Pluggable Compression

Introduction

The inverted index data structure contains a collection of postings lists, a data structure which maintains information about the occurrence of terms in documents. These are represented within Terrier as implementations of two specific interfaces, namely Posting and IterablePosting. Terrier supports four different types of payload contained within each Posting (or children interfaces):

  • document identifier
  • term frequency
  • term frequency by field (e.g.: URL, title, body, incoming anchor text) a.k.a. field frequencies (implemented by FieldPosting)
  • term positions within the document (implemented by BlockPosting)

By default, Terrier compresses posting lists as a stream of postings. It uses Elias Gamma compression schema (codec) to compress doc ids and term positions; it uses Unary codec to compress term and field frequencies. The particular compression configuration is defined by the CompressionConfiguration class. For more information, please refer to org.terrier.structures.bit.DirectInvertedOutputStream (and children) for documentation on postings compression, and org.terrier.structures.postings.bit.BasicIterablePosting (and children) documentation for postings decompression. Since version 4.0, Terrier now supports more modern compression codecs, such as the state-of-the-art PForDelta codec. In particular, a new integer compression layer allows the transparent use of compression schemes from Java_FastPFOR by Daniel Lemire, and Kamikaze by LinkedIn. Indeed, the new integer compression layer defines a new CompressionConfiguration (namely IntegerCodecCompressionConfiguration, which can be configured to use various codecs for each compression payload (document ids, term frequencies, field frequencies, term positions):

|Name|Description|Codec Class name (in org.terrier.compression.integer.codec)| |–|–|–| |VInt|Hadoop’s Variable byte implementation|VIntCodec [1]| |Simple16| JavaFastPFOR’s Simple16 [2,3] implementation| LemireSimple16Codec| |Frame-of-Reference (FOR)|JavaFastPFOR’s Frame-of-Reference [4] implementation|LemireFORVBCodec| |NewPFD|JavaFastPFOR’s NewPFD [5] implementation|LemireNewPFDVBCodec| |OptPFD|JavaFastPFOR’s OptPFD [5] implementation|LemireOptPFDVBCodec| |FastPFOR|JavaFastPFOR’s FastPFOR[6] implementation - NB: A larger chunk-size is recommended for this codec.|LemireFastPFORVBCodec| |PForDelta|Linkedin’s Kamikaze PForDelta [3,5]|KamikazePForDeltaVBCodec|

When using these codecs, the Terrier infrastructure (de)compresses postings in chunks. The size of these chunks can be set at indexing time using the properties index.inverted.compression.integer.chunk.size for the direct index, and index.inverted.compression.integer.chunk.size for the inverted index.

EXERCISES
1: In the pluggable compression page, which codec does Terrier use by default to compress term and field frequencies?
2: Reproduce word for word everything in the pluggable compression page from "When using these" down to "the inverted index.".
These records have no connection to the pluggable compression page.

Records of where elements appear:
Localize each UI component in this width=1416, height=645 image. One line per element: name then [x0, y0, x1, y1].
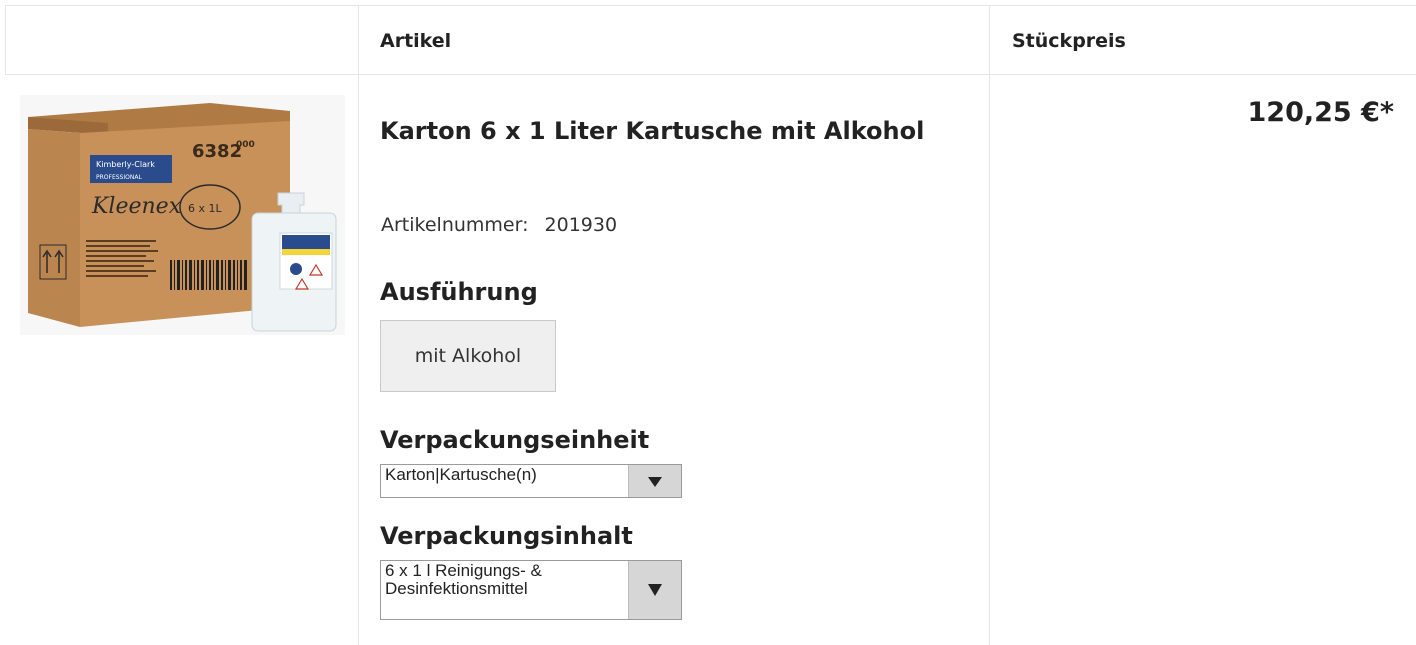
article-number-label: Artikelnummer: [381, 214, 529, 236]
packaging-unit-select[interactable]: Karton|Kartusche(n) [380, 464, 682, 498]
table-column-divider-1 [358, 5, 359, 645]
packaging-unit-heading: Verpackungseinheit [380, 426, 650, 454]
triangle-down-icon[interactable] [628, 465, 681, 497]
header-unit-price: Stückpreis [1012, 30, 1126, 52]
svg-text:6382: 6382 [192, 141, 242, 162]
table-column-divider-2 [989, 5, 990, 645]
packaging-content-heading: Verpackungsinhalt [380, 522, 633, 550]
packaging-unit-value: Karton|Kartusche(n) [385, 465, 537, 484]
svg-text:Kleenex: Kleenex [91, 194, 182, 219]
product-title[interactable]: Karton 6 x 1 Liter Kartusche mit Alkohol [380, 108, 940, 154]
article-number-value: 201930 [544, 214, 618, 236]
product-image[interactable]: Kimberly-Clark PROFESSIONAL 6382 000 Kle… [20, 95, 345, 335]
variant-option-button[interactable]: mit Alkohol [380, 320, 556, 392]
svg-text:Kimberly-Clark: Kimberly-Clark [96, 160, 155, 169]
table-left-border [5, 5, 6, 74]
table-top-border [5, 5, 1416, 6]
header-article: Artikel [380, 30, 452, 52]
svg-text:000: 000 [236, 140, 255, 150]
packaging-content-value: 6 x 1 l Reinigungs- & Desinfektionsmitte… [385, 561, 542, 598]
article-number-row: Artikelnummer: 201930 [381, 214, 617, 236]
variant-option-label: mit Alkohol [414, 345, 522, 367]
triangle-down-icon[interactable] [628, 561, 681, 619]
packaging-content-select[interactable]: 6 x 1 l Reinigungs- & Desinfektionsmitte… [380, 560, 682, 620]
svg-text:6 x 1L: 6 x 1L [188, 202, 223, 215]
unit-price: 120,25 €* [1247, 97, 1395, 128]
svg-text:PROFESSIONAL: PROFESSIONAL [96, 174, 142, 181]
variant-heading: Ausführung [380, 278, 538, 306]
table-header-divider [5, 74, 1416, 75]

RESPONSES IN ORDER
1: The Unary codec.

2:
When using these codecs, the Terrier infrastructure (de)compresses postings in chunks. The size of these chunks can be set at indexing time using the properties index.inverted.compression.integer.chunk.size for the direct index, and index.inverted.compression.integer.chunk.size for the inverted index.